AIM OF THE TASK
Where a line of the material contains the string "sudo", copy that line.

TASK INPUTS

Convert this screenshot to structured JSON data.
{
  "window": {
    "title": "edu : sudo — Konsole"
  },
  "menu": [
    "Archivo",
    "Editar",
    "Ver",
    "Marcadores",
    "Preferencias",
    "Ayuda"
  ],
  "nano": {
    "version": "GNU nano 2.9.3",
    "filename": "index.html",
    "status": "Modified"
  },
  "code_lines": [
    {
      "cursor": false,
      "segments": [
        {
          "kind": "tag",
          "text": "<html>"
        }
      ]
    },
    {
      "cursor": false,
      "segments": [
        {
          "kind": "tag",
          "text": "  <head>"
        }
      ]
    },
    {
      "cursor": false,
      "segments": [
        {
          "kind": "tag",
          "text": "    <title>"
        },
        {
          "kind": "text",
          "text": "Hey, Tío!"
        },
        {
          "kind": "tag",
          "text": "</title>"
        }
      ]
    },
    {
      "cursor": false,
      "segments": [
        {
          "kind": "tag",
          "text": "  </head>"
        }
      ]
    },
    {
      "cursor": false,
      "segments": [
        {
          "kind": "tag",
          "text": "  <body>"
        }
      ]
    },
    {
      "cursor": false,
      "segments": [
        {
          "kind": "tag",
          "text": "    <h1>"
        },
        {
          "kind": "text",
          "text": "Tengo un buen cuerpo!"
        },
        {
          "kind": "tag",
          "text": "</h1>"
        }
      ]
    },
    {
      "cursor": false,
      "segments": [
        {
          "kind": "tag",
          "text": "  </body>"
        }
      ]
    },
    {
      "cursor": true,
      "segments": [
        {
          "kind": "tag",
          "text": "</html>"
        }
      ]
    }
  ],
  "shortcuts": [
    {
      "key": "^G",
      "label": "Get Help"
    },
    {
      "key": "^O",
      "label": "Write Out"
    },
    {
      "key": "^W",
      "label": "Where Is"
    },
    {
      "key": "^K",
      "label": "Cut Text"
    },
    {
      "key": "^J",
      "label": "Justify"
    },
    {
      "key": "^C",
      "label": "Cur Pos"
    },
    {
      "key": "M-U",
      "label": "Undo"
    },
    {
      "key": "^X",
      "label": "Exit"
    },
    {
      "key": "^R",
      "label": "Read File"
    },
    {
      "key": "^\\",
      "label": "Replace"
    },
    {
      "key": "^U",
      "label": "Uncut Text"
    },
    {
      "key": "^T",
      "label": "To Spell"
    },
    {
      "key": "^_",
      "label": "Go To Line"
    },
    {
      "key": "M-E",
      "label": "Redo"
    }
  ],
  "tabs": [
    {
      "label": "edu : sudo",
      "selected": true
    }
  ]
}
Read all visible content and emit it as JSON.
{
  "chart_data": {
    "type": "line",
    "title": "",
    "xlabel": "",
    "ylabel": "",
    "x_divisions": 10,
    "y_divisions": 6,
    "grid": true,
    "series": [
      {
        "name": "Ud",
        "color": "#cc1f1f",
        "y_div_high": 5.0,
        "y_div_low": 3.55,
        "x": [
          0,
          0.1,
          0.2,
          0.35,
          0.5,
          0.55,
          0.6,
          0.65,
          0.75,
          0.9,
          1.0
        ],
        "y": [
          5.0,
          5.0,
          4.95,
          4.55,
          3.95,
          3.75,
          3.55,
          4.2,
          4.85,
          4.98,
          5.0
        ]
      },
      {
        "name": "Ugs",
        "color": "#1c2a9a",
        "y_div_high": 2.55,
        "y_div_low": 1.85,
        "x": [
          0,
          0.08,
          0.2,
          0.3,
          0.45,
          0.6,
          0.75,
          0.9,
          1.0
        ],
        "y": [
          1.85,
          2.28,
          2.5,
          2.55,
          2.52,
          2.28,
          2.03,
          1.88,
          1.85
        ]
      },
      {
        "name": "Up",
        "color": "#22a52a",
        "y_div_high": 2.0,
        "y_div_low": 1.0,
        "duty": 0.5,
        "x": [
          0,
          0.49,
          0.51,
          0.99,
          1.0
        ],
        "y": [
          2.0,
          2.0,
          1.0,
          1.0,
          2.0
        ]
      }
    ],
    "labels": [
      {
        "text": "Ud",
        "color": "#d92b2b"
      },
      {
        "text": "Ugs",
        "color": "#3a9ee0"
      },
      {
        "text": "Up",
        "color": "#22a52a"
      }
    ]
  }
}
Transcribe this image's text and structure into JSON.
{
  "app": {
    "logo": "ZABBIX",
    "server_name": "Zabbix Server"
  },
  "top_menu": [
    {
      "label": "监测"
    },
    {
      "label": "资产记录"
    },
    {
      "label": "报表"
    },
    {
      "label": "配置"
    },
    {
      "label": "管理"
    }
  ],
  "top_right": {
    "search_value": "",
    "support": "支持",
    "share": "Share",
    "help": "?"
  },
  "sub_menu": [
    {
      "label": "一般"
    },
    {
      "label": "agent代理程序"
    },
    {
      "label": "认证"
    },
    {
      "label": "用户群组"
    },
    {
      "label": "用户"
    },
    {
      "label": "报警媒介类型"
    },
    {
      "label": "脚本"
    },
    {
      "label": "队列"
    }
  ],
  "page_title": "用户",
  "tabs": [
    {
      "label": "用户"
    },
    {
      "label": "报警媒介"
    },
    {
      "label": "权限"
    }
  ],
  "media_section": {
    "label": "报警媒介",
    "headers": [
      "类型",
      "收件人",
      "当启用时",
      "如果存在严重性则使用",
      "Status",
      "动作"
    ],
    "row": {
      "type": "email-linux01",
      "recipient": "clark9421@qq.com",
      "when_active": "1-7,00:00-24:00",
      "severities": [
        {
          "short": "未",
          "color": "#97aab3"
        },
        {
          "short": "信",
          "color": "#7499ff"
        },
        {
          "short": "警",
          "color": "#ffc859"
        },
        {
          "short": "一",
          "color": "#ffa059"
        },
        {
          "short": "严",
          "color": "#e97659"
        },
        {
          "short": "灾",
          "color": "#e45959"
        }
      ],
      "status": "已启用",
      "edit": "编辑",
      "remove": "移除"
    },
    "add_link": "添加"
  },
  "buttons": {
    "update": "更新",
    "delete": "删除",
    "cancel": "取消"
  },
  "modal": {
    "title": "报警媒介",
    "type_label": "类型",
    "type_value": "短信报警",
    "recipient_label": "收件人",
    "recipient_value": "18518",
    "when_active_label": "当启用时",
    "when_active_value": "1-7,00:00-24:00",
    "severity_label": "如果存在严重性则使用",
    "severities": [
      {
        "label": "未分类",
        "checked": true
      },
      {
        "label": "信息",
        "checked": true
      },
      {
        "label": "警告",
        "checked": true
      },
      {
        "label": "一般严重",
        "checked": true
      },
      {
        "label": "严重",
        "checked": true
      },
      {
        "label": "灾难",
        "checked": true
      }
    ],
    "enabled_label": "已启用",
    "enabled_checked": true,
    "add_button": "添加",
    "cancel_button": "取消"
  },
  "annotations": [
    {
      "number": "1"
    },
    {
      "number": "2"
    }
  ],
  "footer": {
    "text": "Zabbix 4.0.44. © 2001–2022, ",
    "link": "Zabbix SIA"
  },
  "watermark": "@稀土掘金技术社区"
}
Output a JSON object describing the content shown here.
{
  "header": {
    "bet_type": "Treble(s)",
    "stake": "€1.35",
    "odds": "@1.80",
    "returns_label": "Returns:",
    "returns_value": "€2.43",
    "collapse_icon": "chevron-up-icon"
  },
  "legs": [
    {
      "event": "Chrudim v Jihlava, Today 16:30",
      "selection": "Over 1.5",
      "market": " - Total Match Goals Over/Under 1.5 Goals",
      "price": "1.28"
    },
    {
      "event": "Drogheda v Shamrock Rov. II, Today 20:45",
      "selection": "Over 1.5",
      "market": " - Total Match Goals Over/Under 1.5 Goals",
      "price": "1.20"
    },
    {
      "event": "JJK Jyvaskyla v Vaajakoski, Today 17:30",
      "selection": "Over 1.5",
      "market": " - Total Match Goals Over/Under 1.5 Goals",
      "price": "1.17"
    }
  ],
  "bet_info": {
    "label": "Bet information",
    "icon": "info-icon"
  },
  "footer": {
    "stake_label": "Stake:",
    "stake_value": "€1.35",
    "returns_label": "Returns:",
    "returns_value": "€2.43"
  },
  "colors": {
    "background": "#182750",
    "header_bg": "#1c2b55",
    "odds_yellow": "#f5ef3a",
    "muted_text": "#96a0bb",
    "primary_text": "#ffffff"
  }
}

REPLY TO THE TASK
    "title": "edu : sudo — Konsole"
      "label": "edu : sudo",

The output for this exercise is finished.